#### [EXERCISE]
Collect each line holding the string "code".

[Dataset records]
_ _ _ _

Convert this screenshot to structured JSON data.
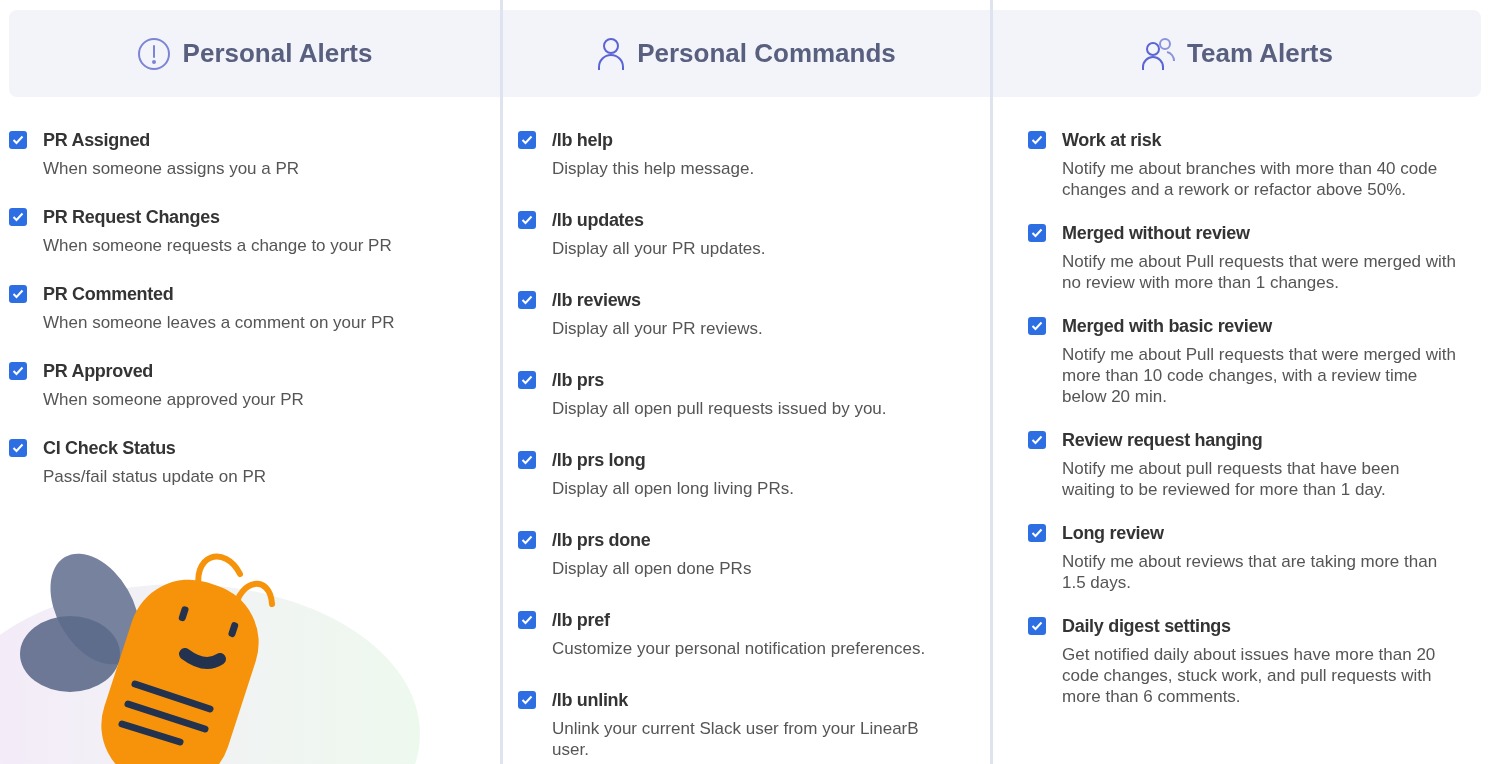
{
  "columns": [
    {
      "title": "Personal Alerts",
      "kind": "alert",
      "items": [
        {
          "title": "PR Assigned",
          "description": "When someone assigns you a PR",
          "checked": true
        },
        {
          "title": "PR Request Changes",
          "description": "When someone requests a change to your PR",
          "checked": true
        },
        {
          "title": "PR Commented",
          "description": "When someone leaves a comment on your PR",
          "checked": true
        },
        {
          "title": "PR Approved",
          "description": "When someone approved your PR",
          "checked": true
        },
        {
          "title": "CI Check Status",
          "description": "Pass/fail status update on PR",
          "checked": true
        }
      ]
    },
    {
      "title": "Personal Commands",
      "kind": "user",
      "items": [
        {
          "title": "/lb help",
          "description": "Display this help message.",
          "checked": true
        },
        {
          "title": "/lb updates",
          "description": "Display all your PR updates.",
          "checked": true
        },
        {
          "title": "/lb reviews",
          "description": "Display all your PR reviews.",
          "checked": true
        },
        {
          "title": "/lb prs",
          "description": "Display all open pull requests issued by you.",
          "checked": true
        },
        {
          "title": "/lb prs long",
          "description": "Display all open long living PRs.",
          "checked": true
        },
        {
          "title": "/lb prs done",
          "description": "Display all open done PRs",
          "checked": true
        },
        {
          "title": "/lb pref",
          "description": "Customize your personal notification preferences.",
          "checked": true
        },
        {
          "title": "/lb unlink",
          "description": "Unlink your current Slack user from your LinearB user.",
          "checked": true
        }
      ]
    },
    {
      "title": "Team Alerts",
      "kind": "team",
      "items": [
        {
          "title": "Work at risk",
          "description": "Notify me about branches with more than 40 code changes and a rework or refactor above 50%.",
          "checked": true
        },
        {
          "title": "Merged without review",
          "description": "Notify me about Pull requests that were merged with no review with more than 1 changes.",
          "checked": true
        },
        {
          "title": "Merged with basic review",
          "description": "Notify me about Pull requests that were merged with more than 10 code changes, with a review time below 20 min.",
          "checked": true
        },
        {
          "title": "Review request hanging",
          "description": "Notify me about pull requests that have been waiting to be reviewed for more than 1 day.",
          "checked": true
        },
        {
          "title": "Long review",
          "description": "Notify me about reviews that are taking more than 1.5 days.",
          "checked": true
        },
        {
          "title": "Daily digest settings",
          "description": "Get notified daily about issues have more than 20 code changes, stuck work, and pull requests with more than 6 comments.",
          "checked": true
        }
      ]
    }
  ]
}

_ _ _ _

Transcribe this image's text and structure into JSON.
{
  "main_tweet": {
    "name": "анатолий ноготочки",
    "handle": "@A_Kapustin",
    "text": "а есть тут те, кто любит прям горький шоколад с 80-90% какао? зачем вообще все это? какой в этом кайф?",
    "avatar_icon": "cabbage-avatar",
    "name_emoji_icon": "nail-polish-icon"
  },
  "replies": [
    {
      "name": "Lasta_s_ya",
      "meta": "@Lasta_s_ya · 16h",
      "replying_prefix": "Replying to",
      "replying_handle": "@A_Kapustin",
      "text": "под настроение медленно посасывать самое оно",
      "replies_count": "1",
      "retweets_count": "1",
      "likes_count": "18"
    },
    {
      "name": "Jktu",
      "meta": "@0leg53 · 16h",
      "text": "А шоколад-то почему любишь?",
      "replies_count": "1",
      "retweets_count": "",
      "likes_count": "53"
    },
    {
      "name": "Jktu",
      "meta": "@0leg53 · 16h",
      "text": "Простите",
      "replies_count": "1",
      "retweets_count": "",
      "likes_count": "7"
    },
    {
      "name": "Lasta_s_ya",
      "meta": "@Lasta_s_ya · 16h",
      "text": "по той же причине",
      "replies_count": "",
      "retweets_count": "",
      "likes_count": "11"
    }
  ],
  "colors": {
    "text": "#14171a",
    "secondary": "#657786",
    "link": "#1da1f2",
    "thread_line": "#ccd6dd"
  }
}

_ _ _ _

#### [TASK RESULT]
          "description": "Notify me about branches with more than 40 code changes and a rework or refactor above 50%.",
          "description": "Notify me about Pull requests that were merged with more than 10 code changes, with a review time below 20 min.",
          "description": "Get notified daily about issues have more than 20 code changes, stuck work, and pull requests with more than 6 comments.",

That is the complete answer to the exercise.